● **The task**
Read the data and repeat all of it exactly.
□ □ □ □ □ □ □
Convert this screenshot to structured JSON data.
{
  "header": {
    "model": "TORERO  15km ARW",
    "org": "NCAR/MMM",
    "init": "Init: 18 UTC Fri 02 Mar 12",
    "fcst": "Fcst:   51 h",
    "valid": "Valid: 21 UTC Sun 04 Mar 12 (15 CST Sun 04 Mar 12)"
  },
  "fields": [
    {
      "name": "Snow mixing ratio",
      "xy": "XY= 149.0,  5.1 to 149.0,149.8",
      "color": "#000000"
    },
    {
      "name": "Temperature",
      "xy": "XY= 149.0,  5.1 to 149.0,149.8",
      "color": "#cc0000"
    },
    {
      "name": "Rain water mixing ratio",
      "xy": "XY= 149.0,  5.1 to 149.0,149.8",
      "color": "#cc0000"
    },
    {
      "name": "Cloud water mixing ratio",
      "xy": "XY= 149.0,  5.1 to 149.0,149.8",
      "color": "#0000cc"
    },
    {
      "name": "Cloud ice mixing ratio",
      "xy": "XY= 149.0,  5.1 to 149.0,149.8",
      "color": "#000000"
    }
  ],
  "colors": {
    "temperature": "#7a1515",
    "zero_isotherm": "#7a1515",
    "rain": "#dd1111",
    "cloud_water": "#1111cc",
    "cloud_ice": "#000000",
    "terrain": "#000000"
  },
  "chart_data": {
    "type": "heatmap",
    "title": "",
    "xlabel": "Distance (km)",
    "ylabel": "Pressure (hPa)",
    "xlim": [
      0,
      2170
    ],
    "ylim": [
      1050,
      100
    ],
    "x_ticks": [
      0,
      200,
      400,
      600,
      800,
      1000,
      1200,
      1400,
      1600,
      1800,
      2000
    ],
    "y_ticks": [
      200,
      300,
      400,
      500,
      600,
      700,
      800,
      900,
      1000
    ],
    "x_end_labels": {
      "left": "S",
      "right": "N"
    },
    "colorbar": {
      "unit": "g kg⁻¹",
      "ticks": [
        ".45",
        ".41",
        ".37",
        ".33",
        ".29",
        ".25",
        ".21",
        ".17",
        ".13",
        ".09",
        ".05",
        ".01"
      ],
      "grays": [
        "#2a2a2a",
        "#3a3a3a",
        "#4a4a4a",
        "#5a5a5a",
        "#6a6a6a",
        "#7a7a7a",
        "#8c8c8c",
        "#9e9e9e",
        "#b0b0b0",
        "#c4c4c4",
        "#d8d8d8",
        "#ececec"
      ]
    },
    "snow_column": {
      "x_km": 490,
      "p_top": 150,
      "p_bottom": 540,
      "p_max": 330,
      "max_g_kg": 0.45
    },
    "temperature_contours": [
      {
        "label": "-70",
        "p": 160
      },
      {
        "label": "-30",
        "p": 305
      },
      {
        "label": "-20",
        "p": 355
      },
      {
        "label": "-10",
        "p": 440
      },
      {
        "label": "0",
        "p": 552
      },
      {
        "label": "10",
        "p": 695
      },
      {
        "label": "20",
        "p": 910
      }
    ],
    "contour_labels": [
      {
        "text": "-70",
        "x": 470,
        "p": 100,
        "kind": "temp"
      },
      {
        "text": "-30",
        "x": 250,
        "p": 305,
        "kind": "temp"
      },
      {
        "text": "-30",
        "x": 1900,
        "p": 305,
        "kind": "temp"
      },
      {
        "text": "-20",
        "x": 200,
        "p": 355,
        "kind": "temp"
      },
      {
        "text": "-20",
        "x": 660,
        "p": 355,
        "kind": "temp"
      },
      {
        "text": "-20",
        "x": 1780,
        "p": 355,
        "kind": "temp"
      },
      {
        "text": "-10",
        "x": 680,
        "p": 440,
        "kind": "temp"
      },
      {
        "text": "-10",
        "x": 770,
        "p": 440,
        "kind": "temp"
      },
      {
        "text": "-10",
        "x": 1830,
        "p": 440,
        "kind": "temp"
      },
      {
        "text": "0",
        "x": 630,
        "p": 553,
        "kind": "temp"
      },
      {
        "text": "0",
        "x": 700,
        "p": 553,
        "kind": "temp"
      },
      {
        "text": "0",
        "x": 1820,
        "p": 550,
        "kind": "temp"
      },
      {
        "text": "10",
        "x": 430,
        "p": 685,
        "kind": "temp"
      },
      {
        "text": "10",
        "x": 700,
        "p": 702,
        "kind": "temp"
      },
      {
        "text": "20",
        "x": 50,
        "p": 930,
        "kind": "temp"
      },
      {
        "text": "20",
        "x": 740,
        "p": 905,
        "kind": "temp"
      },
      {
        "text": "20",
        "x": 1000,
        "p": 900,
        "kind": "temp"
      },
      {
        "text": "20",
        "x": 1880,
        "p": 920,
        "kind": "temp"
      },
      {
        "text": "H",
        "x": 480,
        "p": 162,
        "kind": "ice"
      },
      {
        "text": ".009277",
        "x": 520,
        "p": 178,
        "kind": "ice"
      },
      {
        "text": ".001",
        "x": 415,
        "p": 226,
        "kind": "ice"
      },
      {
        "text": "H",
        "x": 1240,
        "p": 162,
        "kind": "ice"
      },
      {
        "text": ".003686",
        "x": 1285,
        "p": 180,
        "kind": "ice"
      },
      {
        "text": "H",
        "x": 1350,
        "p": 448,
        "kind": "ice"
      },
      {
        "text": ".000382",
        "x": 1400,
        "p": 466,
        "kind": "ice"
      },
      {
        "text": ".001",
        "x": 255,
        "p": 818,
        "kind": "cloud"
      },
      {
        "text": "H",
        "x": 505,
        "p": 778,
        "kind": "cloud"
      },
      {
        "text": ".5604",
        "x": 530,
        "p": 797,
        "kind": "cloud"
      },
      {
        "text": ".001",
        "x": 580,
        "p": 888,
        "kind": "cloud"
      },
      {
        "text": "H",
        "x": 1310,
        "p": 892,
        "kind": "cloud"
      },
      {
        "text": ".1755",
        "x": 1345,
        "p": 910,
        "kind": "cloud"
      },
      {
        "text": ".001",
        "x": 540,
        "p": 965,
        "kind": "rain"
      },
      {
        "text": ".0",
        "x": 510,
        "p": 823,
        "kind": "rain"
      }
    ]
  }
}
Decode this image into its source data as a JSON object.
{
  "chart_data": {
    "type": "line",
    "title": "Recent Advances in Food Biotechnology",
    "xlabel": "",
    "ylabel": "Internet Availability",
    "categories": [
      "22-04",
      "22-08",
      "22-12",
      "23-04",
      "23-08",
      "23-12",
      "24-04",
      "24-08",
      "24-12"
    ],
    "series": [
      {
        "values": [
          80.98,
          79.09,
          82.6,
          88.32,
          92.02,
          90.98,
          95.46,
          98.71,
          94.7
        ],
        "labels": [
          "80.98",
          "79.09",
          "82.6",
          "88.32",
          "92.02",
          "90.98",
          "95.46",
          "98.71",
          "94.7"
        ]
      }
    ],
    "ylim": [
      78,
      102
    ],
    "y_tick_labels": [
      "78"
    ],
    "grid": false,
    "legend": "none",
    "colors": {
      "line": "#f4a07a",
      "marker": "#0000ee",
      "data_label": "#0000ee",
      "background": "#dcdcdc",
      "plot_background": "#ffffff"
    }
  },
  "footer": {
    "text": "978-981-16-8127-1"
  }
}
□ □ □ □ □ □ □
● **Complete output**
Convert this screenshot to structured JSON data.
{
  "header": {
    "model": "TORERO  15km ARW",
    "org": "NCAR/MMM",
    "init": "Init: 18 UTC Fri 02 Mar 12",
    "fcst": "Fcst:   51 h",
    "valid": "Valid: 21 UTC Sun 04 Mar 12 (15 CST Sun 04 Mar 12)"
  },
  "fields": [
    {
      "name": "Snow mixing ratio",
      "xy": "XY= 149.0,  5.1 to 149.0,149.8",
      "color": "#000000"
    },
    {
      "name": "Temperature",
      "xy": "XY= 149.0,  5.1 to 149.0,149.8",
      "color": "#cc0000"
    },
    {
      "name": "Rain water mixing ratio",
      "xy": "XY= 149.0,  5.1 to 149.0,149.8",
      "color": "#cc0000"
    },
    {
      "name": "Cloud water mixing ratio",
      "xy": "XY= 149.0,  5.1 to 149.0,149.8",
      "color": "#0000cc"
    },
    {
      "name": "Cloud ice mixing ratio",
      "xy": "XY= 149.0,  5.1 to 149.0,149.8",
      "color": "#000000"
    }
  ],
  "colors": {
    "temperature": "#7a1515",
    "zero_isotherm": "#7a1515",
    "rain": "#dd1111",
    "cloud_water": "#1111cc",
    "cloud_ice": "#000000",
    "terrain": "#000000"
  },
  "chart_data": {
    "type": "heatmap",
    "title": "",
    "xlabel": "Distance (km)",
    "ylabel": "Pressure (hPa)",
    "xlim": [
      0,
      2170
    ],
    "ylim": [
      1050,
      100
    ],
    "x_ticks": [
      0,
      200,
      400,
      600,
      800,
      1000,
      1200,
      1400,
      1600,
      1800,
      2000
    ],
    "y_ticks": [
      200,
      300,
      400,
      500,
      600,
      700,
      800,
      900,
      1000
    ],
    "x_end_labels": {
      "left": "S",
      "right": "N"
    },
    "colorbar": {
      "unit": "g kg⁻¹",
      "ticks": [
        ".45",
        ".41",
        ".37",
        ".33",
        ".29",
        ".25",
        ".21",
        ".17",
        ".13",
        ".09",
        ".05",
        ".01"
      ],
      "grays": [
        "#2a2a2a",
        "#3a3a3a",
        "#4a4a4a",
        "#5a5a5a",
        "#6a6a6a",
        "#7a7a7a",
        "#8c8c8c",
        "#9e9e9e",
        "#b0b0b0",
        "#c4c4c4",
        "#d8d8d8",
        "#ececec"
      ]
    },
    "snow_column": {
      "x_km": 490,
      "p_top": 150,
      "p_bottom": 540,
      "p_max": 330,
      "max_g_kg": 0.45
    },
    "temperature_contours": [
      {
        "label": "-70",
        "p": 160
      },
      {
        "label": "-30",
        "p": 305
      },
      {
        "label": "-20",
        "p": 355
      },
      {
        "label": "-10",
        "p": 440
      },
      {
        "label": "0",
        "p": 552
      },
      {
        "label": "10",
        "p": 695
      },
      {
        "label": "20",
        "p": 910
      }
    ],
    "contour_labels": [
      {
        "text": "-70",
        "x": 470,
        "p": 100,
        "kind": "temp"
      },
      {
        "text": "-30",
        "x": 250,
        "p": 305,
        "kind": "temp"
      },
      {
        "text": "-30",
        "x": 1900,
        "p": 305,
        "kind": "temp"
      },
      {
        "text": "-20",
        "x": 200,
        "p": 355,
        "kind": "temp"
      },
      {
        "text": "-20",
        "x": 660,
        "p": 355,
        "kind": "temp"
      },
      {
        "text": "-20",
        "x": 1780,
        "p": 355,
        "kind": "temp"
      },
      {
        "text": "-10",
        "x": 680,
        "p": 440,
        "kind": "temp"
      },
      {
        "text": "-10",
        "x": 770,
        "p": 440,
        "kind": "temp"
      },
      {
        "text": "-10",
        "x": 1830,
        "p": 440,
        "kind": "temp"
      },
      {
        "text": "0",
        "x": 630,
        "p": 553,
        "kind": "temp"
      },
      {
        "text": "0",
        "x": 700,
        "p": 553,
        "kind": "temp"
      },
      {
        "text": "0",
        "x": 1820,
        "p": 550,
        "kind": "temp"
      },
      {
        "text": "10",
        "x": 430,
        "p": 685,
        "kind": "temp"
      },
      {
        "text": "10",
        "x": 700,
        "p": 702,
        "kind": "temp"
      },
      {
        "text": "20",
        "x": 50,
        "p": 930,
        "kind": "temp"
      },
      {
        "text": "20",
        "x": 740,
        "p": 905,
        "kind": "temp"
      },
      {
        "text": "20",
        "x": 1000,
        "p": 900,
        "kind": "temp"
      },
      {
        "text": "20",
        "x": 1880,
        "p": 920,
        "kind": "temp"
      },
      {
        "text": "H",
        "x": 480,
        "p": 162,
        "kind": "ice"
      },
      {
        "text": ".009277",
        "x": 520,
        "p": 178,
        "kind": "ice"
      },
      {
        "text": ".001",
        "x": 415,
        "p": 226,
        "kind": "ice"
      },
      {
        "text": "H",
        "x": 1240,
        "p": 162,
        "kind": "ice"
      },
      {
        "text": ".003686",
        "x": 1285,
        "p": 180,
        "kind": "ice"
      },
      {
        "text": "H",
        "x": 1350,
        "p": 448,
        "kind": "ice"
      },
      {
        "text": ".000382",
        "x": 1400,
        "p": 466,
        "kind": "ice"
      },
      {
        "text": ".001",
        "x": 255,
        "p": 818,
        "kind": "cloud"
      },
      {
        "text": "H",
        "x": 505,
        "p": 778,
        "kind": "cloud"
      },
      {
        "text": ".5604",
        "x": 530,
        "p": 797,
        "kind": "cloud"
      },
      {
        "text": ".001",
        "x": 580,
        "p": 888,
        "kind": "cloud"
      },
      {
        "text": "H",
        "x": 1310,
        "p": 892,
        "kind": "cloud"
      },
      {
        "text": ".1755",
        "x": 1345,
        "p": 910,
        "kind": "cloud"
      },
      {
        "text": ".001",
        "x": 540,
        "p": 965,
        "kind": "rain"
      },
      {
        "text": ".0",
        "x": 510,
        "p": 823,
        "kind": "rain"
      }
    ]
  }
}
Decode this image into its source data as a JSON object.
{
  "chart_data": {
    "type": "line",
    "title": "Recent Advances in Food Biotechnology",
    "xlabel": "",
    "ylabel": "Internet Availability",
    "categories": [
      "22-04",
      "22-08",
      "22-12",
      "23-04",
      "23-08",
      "23-12",
      "24-04",
      "24-08",
      "24-12"
    ],
    "series": [
      {
        "values": [
          80.98,
          79.09,
          82.6,
          88.32,
          92.02,
          90.98,
          95.46,
          98.71,
          94.7
        ],
        "labels": [
          "80.98",
          "79.09",
          "82.6",
          "88.32",
          "92.02",
          "90.98",
          "95.46",
          "98.71",
          "94.7"
        ]
      }
    ],
    "ylim": [
      78,
      102
    ],
    "y_tick_labels": [
      "78"
    ],
    "grid": false,
    "legend": "none",
    "colors": {
      "line": "#f4a07a",
      "marker": "#0000ee",
      "data_label": "#0000ee",
      "background": "#dcdcdc",
      "plot_background": "#ffffff"
    }
  },
  "footer": {
    "text": "978-981-16-8127-1"
  }
}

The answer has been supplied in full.